◆ LISTED ENTRIES:
>> start

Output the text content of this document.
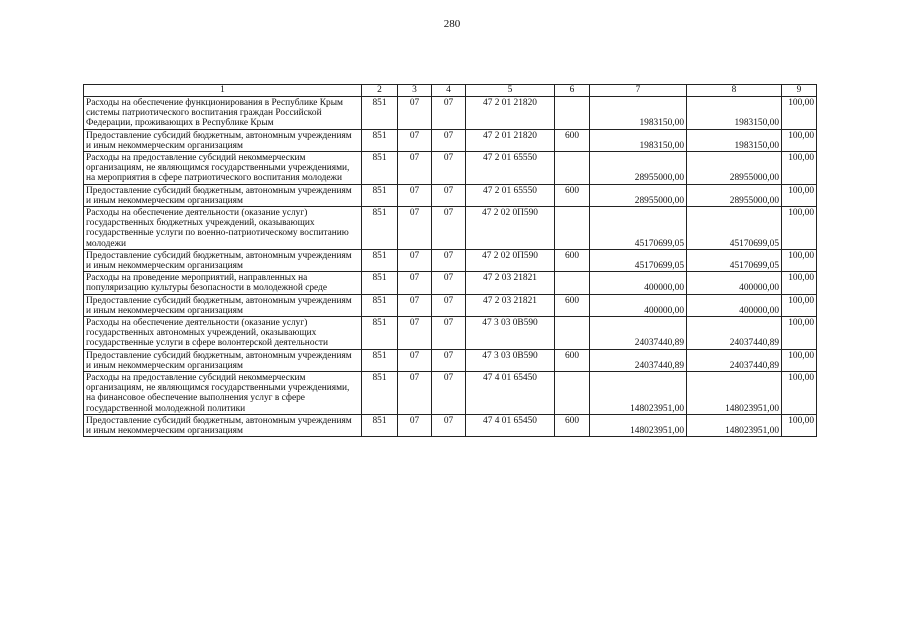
280
1	2	3	4	5	6	7	8	9
Расходы на обеспечение функционирования в Республике Крым системы патриотического воспитания граждан Российской Федерации, проживающих в Республике Крым	851	07	07	47 2 01 21820		1983150,00	1983150,00	100,00
Предоставление субсидий бюджетным, автономным учреждениям и иным некоммерческим организациям	851	07	07	47 2 01 21820	600	1983150,00	1983150,00	100,00
Расходы на предоставление субсидий некоммерческим организациям, не являющимся государственными учреждениями, на мероприятия в сфере патриотического воспитания молодежи	851	07	07	47 2 01 65550		28955000,00	28955000,00	100,00
Предоставление субсидий бюджетным, автономным учреждениям и иным некоммерческим организациям	851	07	07	47 2 01 65550	600	28955000,00	28955000,00	100,00
Расходы на обеспечение деятельности (оказание услуг) государственных бюджетных учреждений, оказывающих государственные услуги по военно-патриотическому воспитанию молодежи	851	07	07	47 2 02 0П590		45170699,05	45170699,05	100,00
Предоставление субсидий бюджетным, автономным учреждениям и иным некоммерческим организациям	851	07	07	47 2 02 0П590	600	45170699,05	45170699,05	100,00
Расходы на проведение мероприятий, направленных на популяризацию культуры безопасности в молодежной среде	851	07	07	47 2 03 21821		400000,00	400000,00	100,00
Предоставление субсидий бюджетным, автономным учреждениям и иным некоммерческим организациям	851	07	07	47 2 03 21821	600	400000,00	400000,00	100,00
Расходы на обеспечение деятельности (оказание услуг) государственных автономных учреждений, оказывающих государственные услуги в сфере волонтерской деятельности	851	07	07	47 3 03 0В590		24037440,89	24037440,89	100,00
Предоставление субсидий бюджетным, автономным учреждениям и иным некоммерческим организациям	851	07	07	47 3 03 0В590	600	24037440,89	24037440,89	100,00
Расходы на предоставление субсидий некоммерческим организациям, не являющимся государственными учреждениями, на финансовое обеспечение выполнения услуг в сфере государственной молодежной политики	851	07	07	47 4 01 65450		148023951,00	148023951,00	100,00
Предоставление субсидий бюджетным, автономным учреждениям и иным некоммерческим организациям	851	07	07	47 4 01 65450	600	148023951,00	148023951,00	100,00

>> end

◆ GOAL OF THE EXERCISE: Restate the full listing verbatim and drop every picture.

◆ RESULT FOR THIS TASK:
Output the text content of this document.
280
1	2	3	4	5	6	7	8	9
Расходы на обеспечение функционирования в Республике Крым системы патриотического воспитания граждан Российской Федерации, проживающих в Республике Крым	851	07	07	47 2 01 21820		1983150,00	1983150,00	100,00
Предоставление субсидий бюджетным, автономным учреждениям и иным некоммерческим организациям	851	07	07	47 2 01 21820	600	1983150,00	1983150,00	100,00
Расходы на предоставление субсидий некоммерческим организациям, не являющимся государственными учреждениями, на мероприятия в сфере патриотического воспитания молодежи	851	07	07	47 2 01 65550		28955000,00	28955000,00	100,00
Предоставление субсидий бюджетным, автономным учреждениям и иным некоммерческим организациям	851	07	07	47 2 01 65550	600	28955000,00	28955000,00	100,00
Расходы на обеспечение деятельности (оказание услуг) государственных бюджетных учреждений, оказывающих государственные услуги по военно-патриотическому воспитанию молодежи	851	07	07	47 2 02 0П590		45170699,05	45170699,05	100,00
Предоставление субсидий бюджетным, автономным учреждениям и иным некоммерческим организациям	851	07	07	47 2 02 0П590	600	45170699,05	45170699,05	100,00
Расходы на проведение мероприятий, направленных на популяризацию культуры безопасности в молодежной среде	851	07	07	47 2 03 21821		400000,00	400000,00	100,00
Предоставление субсидий бюджетным, автономным учреждениям и иным некоммерческим организациям	851	07	07	47 2 03 21821	600	400000,00	400000,00	100,00
Расходы на обеспечение деятельности (оказание услуг) государственных автономных учреждений, оказывающих государственные услуги в сфере волонтерской деятельности	851	07	07	47 3 03 0В590		24037440,89	24037440,89	100,00
Предоставление субсидий бюджетным, автономным учреждениям и иным некоммерческим организациям	851	07	07	47 3 03 0В590	600	24037440,89	24037440,89	100,00
Расходы на предоставление субсидий некоммерческим организациям, не являющимся государственными учреждениями, на финансовое обеспечение выполнения услуг в сфере государственной молодежной политики	851	07	07	47 4 01 65450		148023951,00	148023951,00	100,00
Предоставление субсидий бюджетным, автономным учреждениям и иным некоммерческим организациям	851	07	07	47 4 01 65450	600	148023951,00	148023951,00	100,00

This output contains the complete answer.